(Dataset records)
■ ■ ■ ■ ■

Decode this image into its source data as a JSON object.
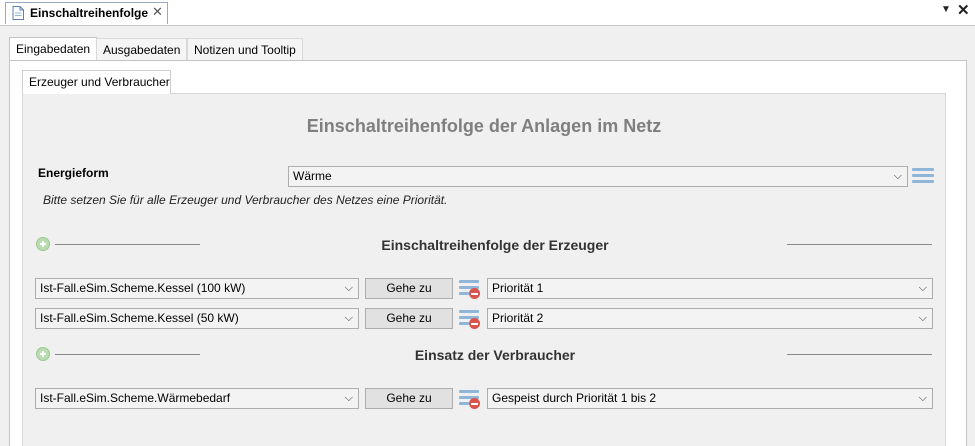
{
  "document_tab": {
    "label": "Einschaltreihenfolge",
    "close": "✕"
  },
  "window": {
    "pin": "▼",
    "close": "✕"
  },
  "tabs": [
    "Eingabedaten",
    "Ausgabedaten",
    "Notizen und Tooltip"
  ],
  "inner_tab": "Erzeuger und Verbraucher",
  "title": "Einschaltreihenfolge der Anlagen im Netz",
  "energy": {
    "label": "Energieform",
    "value": "Wärme"
  },
  "hint": "Bitte setzen Sie für alle Erzeuger und Verbraucher des Netzes eine Priorität.",
  "producers": {
    "title": "Einschaltreihenfolge der Erzeuger",
    "rows": [
      {
        "item": "Ist-Fall.eSim.Scheme.Kessel (100 kW)",
        "button": "Gehe zu",
        "priority": "Priorität 1"
      },
      {
        "item": "Ist-Fall.eSim.Scheme.Kessel (50 kW)",
        "button": "Gehe zu",
        "priority": "Priorität 2"
      }
    ]
  },
  "consumers": {
    "title": "Einsatz der Verbraucher",
    "rows": [
      {
        "item": "Ist-Fall.eSim.Scheme.Wärmebedarf",
        "button": "Gehe zu",
        "priority": "Gespeist durch Priorität 1 bis 2"
      }
    ]
  },
  "colors": {
    "title_gray": "#7f7f7f",
    "panel_bg": "#f0f0f0",
    "add_green": "#b9ddb0",
    "remove_red": "#d9534f",
    "list_blue": "#8fb6d9"
  }
}
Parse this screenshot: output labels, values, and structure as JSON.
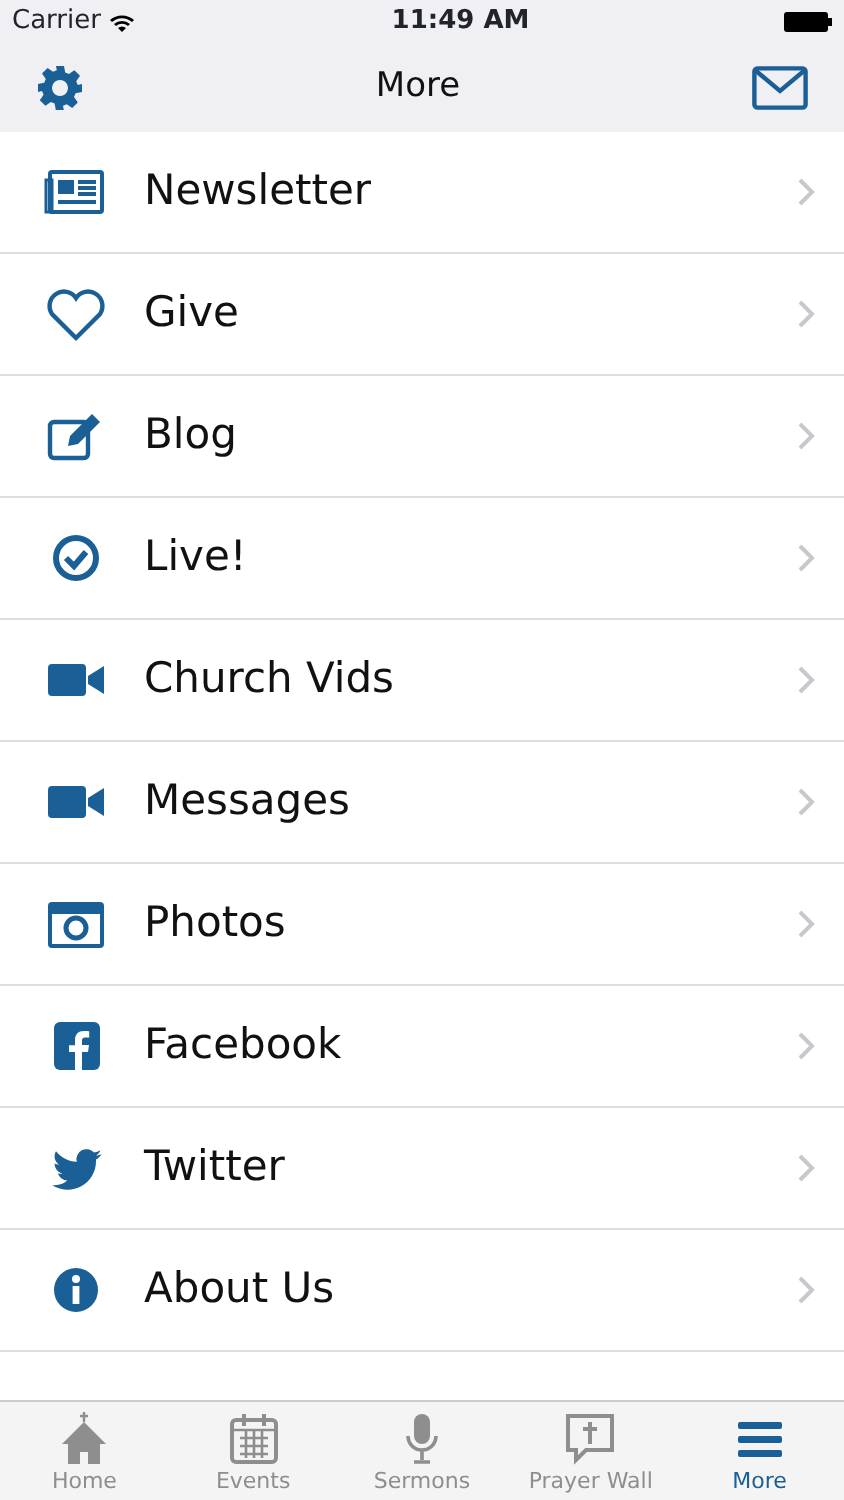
{
  "status_bar": {
    "carrier": "Carrier",
    "time": "11:49 AM"
  },
  "nav_bar": {
    "title": "More"
  },
  "items": [
    {
      "label": "Newsletter"
    },
    {
      "label": "Give"
    },
    {
      "label": "Blog"
    },
    {
      "label": "Live!"
    },
    {
      "label": "Church Vids"
    },
    {
      "label": "Messages"
    },
    {
      "label": "Photos"
    },
    {
      "label": "Facebook"
    },
    {
      "label": "Twitter"
    },
    {
      "label": "About Us"
    }
  ],
  "tab_bar": [
    {
      "label": "Home",
      "selected": false
    },
    {
      "label": "Events",
      "selected": false
    },
    {
      "label": "Sermons",
      "selected": false
    },
    {
      "label": "Prayer Wall",
      "selected": false
    },
    {
      "label": "More",
      "selected": true
    }
  ]
}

■ ■ ■ ■ ■

[DIRECTIVE]: Repeat exactly the lines above, from the line containing "Parse this screenshot: output" through the last line of the records, inclusive; omit any pictures.

[TASK RESPONSE]:
Parse this screenshot: output labels, values, and structure as JSON.
{
  "status_bar": {
    "carrier": "Carrier",
    "time": "11:49 AM"
  },
  "nav_bar": {
    "title": "More"
  },
  "items": [
    {
      "label": "Newsletter"
    },
    {
      "label": "Give"
    },
    {
      "label": "Blog"
    },
    {
      "label": "Live!"
    },
    {
      "label": "Church Vids"
    },
    {
      "label": "Messages"
    },
    {
      "label": "Photos"
    },
    {
      "label": "Facebook"
    },
    {
      "label": "Twitter"
    },
    {
      "label": "About Us"
    }
  ],
  "tab_bar": [
    {
      "label": "Home",
      "selected": false
    },
    {
      "label": "Events",
      "selected": false
    },
    {
      "label": "Sermons",
      "selected": false
    },
    {
      "label": "Prayer Wall",
      "selected": false
    },
    {
      "label": "More",
      "selected": true
    }
  ]
}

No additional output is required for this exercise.